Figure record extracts

━━━━━━

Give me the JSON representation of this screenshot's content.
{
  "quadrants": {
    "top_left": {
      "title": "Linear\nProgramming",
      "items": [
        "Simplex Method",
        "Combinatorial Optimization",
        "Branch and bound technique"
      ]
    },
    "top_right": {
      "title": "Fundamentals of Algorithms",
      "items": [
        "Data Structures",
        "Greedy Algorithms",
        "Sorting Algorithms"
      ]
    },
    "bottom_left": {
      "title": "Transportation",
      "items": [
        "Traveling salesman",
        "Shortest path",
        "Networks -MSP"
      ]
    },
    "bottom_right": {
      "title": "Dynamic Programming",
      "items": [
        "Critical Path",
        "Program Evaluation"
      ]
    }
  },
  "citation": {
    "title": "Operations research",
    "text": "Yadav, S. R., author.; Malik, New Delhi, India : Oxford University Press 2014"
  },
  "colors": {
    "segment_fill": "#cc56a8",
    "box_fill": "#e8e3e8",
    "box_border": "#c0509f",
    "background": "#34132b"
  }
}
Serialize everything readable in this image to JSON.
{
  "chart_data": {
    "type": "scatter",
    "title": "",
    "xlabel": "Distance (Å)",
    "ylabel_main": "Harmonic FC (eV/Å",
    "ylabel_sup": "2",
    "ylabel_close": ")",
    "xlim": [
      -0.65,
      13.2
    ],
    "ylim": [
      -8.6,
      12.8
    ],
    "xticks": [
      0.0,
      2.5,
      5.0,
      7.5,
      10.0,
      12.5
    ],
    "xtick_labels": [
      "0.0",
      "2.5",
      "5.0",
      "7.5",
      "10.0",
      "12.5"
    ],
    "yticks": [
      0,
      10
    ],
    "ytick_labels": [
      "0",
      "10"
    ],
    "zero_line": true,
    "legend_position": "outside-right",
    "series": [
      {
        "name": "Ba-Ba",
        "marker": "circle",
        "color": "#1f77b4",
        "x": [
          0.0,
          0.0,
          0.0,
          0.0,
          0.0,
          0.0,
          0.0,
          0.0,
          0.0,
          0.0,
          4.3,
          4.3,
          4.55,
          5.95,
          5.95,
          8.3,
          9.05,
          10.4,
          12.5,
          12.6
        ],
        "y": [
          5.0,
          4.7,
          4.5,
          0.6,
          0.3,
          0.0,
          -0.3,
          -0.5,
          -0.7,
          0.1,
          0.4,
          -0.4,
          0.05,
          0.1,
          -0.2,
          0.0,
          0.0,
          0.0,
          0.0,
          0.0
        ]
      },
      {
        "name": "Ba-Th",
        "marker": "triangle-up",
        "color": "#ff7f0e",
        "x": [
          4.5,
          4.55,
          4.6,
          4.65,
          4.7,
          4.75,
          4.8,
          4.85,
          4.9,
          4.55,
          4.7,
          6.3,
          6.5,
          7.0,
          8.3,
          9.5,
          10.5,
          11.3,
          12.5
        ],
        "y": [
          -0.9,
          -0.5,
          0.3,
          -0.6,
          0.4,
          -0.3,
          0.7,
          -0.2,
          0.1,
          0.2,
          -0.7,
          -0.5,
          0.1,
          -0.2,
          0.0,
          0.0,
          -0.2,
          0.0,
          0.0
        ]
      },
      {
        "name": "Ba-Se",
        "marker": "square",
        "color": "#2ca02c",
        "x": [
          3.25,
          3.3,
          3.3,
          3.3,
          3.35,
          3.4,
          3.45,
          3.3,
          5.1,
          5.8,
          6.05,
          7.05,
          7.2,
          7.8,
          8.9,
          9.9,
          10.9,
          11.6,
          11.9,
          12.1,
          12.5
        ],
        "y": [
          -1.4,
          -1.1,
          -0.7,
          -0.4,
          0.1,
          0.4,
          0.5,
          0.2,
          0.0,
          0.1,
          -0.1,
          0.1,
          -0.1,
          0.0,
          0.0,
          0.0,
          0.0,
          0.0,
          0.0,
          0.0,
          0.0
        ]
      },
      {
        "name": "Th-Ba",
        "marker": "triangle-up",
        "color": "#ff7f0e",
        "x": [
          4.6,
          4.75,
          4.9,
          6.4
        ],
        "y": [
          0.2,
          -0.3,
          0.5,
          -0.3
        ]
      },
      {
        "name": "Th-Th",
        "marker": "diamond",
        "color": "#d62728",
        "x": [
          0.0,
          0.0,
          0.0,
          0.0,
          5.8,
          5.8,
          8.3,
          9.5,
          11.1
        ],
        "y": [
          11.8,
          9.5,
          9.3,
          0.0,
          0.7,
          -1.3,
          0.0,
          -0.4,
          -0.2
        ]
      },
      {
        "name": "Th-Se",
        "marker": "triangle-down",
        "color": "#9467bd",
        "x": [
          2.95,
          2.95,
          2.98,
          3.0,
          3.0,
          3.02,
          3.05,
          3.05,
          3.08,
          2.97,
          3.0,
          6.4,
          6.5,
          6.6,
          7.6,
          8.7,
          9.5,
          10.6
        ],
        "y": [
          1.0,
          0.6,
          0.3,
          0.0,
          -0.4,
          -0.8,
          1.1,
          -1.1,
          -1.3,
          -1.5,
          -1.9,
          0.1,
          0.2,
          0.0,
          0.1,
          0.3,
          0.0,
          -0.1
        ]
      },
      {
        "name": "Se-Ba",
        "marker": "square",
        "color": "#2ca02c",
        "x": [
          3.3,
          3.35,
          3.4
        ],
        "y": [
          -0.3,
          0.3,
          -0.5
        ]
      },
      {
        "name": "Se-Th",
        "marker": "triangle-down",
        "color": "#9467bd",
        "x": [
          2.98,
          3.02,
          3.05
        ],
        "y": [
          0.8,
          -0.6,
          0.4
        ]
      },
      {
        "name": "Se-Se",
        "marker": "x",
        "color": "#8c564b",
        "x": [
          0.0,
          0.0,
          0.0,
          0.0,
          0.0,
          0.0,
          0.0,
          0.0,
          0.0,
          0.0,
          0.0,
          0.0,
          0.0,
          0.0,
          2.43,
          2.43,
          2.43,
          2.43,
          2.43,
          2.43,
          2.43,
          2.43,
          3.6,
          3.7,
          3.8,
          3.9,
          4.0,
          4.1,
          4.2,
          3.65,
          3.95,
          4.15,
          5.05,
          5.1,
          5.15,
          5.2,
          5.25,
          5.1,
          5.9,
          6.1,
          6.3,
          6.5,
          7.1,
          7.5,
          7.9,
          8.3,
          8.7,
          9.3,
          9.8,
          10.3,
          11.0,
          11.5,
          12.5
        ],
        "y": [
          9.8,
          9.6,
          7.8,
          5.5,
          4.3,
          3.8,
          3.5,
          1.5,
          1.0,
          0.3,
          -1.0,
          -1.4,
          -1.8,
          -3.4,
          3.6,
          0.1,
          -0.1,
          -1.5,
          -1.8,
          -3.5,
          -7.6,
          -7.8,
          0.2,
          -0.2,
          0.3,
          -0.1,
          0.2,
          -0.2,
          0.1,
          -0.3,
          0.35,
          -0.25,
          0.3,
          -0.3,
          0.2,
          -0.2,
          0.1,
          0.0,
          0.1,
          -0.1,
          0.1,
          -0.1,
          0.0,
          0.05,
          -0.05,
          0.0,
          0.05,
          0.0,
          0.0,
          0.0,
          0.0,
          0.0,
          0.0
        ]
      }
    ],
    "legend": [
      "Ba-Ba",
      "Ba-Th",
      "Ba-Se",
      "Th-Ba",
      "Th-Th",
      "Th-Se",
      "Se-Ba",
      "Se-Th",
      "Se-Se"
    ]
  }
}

━━━━━━

Copy out every line in the entries above that holds "title".

      "title": "Linear\nProgramming",
      "title": "Fundamentals of Algorithms",
      "title": "Transportation",
      "title": "Dynamic Programming",
    "title": "Operations research",
    "title": "",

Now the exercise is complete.